Start of Provided records
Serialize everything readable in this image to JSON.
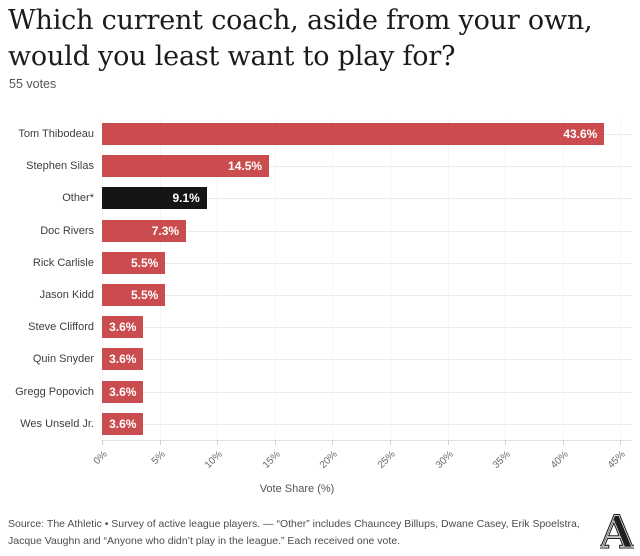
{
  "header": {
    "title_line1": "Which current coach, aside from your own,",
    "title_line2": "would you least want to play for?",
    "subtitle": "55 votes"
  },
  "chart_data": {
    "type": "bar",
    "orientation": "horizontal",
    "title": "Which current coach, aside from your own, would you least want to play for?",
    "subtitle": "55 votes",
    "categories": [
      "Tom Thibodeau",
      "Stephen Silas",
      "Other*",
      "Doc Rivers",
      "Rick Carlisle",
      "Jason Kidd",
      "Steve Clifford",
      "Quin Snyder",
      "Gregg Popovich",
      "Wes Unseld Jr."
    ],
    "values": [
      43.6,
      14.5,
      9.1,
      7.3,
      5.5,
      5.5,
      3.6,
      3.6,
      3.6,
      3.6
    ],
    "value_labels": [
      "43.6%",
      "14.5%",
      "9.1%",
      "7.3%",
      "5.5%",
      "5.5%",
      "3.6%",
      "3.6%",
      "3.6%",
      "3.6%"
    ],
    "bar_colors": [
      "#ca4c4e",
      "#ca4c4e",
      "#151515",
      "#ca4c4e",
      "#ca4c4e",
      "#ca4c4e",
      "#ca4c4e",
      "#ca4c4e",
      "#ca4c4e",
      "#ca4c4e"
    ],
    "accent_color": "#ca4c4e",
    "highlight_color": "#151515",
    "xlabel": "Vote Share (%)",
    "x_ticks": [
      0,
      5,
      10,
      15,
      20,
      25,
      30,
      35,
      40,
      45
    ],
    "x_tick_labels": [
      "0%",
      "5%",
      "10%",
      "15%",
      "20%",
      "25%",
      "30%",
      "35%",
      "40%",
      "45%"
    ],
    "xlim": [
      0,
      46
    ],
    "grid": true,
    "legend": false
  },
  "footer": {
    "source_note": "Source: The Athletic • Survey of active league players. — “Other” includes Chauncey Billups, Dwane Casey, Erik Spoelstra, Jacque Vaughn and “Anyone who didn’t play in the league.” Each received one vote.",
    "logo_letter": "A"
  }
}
End of Provided records
Start of Provided records
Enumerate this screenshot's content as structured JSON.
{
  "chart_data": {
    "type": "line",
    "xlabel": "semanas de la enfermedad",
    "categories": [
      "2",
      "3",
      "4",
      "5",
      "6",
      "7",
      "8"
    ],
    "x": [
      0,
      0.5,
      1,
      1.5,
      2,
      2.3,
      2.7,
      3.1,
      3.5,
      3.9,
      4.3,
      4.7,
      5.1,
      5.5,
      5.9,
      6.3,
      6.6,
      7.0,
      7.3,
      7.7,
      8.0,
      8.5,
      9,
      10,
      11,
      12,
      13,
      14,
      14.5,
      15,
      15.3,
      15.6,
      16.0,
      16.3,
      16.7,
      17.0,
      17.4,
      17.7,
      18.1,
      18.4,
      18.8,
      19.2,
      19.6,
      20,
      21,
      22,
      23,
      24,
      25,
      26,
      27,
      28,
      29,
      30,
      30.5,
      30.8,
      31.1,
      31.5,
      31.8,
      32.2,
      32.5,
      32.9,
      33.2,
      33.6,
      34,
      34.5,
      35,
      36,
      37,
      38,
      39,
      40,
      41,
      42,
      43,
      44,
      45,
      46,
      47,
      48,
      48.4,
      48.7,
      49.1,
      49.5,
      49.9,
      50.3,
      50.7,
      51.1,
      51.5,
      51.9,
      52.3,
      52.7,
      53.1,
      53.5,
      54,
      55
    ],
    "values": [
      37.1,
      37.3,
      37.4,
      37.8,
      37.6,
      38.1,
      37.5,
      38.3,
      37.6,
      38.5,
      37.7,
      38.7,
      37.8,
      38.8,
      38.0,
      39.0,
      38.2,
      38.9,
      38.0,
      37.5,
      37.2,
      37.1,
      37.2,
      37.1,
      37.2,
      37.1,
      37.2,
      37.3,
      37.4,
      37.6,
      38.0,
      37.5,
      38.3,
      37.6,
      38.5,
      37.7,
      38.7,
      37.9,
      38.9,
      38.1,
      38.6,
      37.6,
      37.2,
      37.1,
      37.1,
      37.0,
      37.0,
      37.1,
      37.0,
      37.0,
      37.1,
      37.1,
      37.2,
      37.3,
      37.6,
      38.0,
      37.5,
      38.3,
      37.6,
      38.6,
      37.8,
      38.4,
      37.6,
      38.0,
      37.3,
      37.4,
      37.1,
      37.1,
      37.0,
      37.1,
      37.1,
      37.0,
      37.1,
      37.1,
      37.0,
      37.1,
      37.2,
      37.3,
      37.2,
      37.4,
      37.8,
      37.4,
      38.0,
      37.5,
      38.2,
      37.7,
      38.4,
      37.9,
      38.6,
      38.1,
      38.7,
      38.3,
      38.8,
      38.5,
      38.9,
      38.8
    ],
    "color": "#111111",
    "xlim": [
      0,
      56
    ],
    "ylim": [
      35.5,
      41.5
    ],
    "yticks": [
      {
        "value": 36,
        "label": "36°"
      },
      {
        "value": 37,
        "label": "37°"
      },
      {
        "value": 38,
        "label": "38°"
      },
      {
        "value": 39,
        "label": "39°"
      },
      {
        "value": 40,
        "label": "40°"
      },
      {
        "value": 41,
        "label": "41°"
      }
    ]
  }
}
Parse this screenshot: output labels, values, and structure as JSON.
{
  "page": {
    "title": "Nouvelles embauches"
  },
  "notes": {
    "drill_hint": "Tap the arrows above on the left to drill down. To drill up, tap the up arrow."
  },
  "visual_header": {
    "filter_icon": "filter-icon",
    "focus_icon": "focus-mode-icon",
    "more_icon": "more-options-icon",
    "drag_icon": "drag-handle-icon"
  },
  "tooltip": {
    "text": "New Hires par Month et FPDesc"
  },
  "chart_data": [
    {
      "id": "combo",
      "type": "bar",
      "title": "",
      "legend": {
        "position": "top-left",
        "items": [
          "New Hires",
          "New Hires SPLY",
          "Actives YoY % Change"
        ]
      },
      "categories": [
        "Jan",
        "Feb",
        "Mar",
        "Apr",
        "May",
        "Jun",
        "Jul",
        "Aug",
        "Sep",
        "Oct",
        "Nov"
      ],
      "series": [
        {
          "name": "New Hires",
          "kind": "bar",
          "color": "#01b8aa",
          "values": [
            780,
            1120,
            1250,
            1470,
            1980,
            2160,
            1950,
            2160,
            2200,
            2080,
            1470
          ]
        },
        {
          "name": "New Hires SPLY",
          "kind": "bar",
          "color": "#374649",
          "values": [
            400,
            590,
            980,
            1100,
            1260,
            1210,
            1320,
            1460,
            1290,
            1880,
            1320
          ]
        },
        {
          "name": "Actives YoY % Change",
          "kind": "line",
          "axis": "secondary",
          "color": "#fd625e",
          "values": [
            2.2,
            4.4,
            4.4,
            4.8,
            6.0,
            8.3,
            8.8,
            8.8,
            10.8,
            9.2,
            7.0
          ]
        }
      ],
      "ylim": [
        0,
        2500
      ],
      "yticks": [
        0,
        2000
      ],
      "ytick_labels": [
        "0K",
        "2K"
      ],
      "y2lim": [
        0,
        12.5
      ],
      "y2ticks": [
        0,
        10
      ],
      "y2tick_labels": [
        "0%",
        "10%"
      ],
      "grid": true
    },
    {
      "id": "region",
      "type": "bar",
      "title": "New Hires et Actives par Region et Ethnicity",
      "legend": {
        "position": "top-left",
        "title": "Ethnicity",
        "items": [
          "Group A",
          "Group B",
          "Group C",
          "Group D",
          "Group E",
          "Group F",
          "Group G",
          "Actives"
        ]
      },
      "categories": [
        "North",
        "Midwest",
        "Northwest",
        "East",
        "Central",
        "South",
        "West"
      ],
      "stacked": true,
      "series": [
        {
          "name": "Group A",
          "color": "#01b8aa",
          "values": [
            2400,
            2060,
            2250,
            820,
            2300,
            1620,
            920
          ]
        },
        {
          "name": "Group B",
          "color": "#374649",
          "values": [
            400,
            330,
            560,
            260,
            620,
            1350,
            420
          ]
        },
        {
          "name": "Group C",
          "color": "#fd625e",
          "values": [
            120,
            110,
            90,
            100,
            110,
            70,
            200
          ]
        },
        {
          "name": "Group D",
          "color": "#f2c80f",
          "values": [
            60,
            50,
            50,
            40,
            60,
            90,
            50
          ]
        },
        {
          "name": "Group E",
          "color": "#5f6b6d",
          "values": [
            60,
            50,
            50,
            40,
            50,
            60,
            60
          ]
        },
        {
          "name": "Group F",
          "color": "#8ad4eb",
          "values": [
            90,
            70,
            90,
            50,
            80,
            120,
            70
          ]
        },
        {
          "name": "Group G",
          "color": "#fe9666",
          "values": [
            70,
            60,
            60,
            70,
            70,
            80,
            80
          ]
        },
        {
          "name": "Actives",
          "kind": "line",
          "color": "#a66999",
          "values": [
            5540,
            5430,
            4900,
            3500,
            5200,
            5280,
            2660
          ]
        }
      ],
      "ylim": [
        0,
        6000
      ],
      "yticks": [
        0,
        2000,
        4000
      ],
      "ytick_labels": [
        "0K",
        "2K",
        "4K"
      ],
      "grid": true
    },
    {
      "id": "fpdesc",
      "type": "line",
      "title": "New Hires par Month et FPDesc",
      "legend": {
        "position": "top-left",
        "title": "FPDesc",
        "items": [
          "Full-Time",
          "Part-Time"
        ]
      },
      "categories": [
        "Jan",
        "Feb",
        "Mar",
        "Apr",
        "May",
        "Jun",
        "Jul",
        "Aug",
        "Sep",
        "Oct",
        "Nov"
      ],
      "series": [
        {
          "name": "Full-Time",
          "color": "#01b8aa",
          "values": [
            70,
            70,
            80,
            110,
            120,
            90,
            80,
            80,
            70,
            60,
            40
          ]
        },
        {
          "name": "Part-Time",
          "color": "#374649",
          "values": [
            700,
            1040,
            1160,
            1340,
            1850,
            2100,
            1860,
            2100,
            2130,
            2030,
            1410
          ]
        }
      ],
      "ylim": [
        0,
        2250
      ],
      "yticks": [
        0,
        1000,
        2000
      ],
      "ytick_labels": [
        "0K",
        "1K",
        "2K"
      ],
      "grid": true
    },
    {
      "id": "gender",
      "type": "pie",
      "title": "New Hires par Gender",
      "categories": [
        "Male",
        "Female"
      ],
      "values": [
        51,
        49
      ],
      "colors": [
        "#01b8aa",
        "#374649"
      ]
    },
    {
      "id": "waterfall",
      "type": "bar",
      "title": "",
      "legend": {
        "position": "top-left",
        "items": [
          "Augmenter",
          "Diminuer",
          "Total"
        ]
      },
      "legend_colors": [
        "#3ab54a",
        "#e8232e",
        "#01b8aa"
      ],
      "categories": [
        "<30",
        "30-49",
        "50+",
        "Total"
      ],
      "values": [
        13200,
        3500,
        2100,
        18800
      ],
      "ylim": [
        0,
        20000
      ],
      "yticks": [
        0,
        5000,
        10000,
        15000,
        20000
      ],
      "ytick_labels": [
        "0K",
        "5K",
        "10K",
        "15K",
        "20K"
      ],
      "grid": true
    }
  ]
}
End of Provided records
Start of Provided records
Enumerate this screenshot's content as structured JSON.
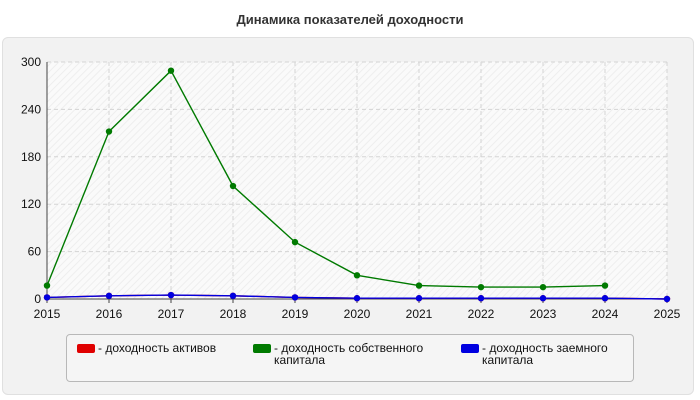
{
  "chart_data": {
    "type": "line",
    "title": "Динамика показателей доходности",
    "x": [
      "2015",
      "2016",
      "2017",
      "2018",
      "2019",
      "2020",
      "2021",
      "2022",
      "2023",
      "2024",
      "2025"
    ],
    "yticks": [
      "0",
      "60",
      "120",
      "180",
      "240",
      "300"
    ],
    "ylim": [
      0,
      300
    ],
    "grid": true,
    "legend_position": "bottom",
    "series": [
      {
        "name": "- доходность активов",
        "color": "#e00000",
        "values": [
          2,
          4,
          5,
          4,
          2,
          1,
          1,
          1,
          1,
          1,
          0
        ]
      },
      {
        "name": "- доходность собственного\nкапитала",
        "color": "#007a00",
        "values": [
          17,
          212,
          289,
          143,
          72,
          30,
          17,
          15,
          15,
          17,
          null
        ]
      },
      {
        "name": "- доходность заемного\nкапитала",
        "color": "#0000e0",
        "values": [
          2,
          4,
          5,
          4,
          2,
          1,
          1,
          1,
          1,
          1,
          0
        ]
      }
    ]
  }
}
End of Provided records
Stated exercise:
Look through the records and gather every line containing "Which".

Completed exercise:
    "title_line1": "Which current coach, aside from your own,",
    "title": "Which current coach, aside from your own, would you least want to play for?",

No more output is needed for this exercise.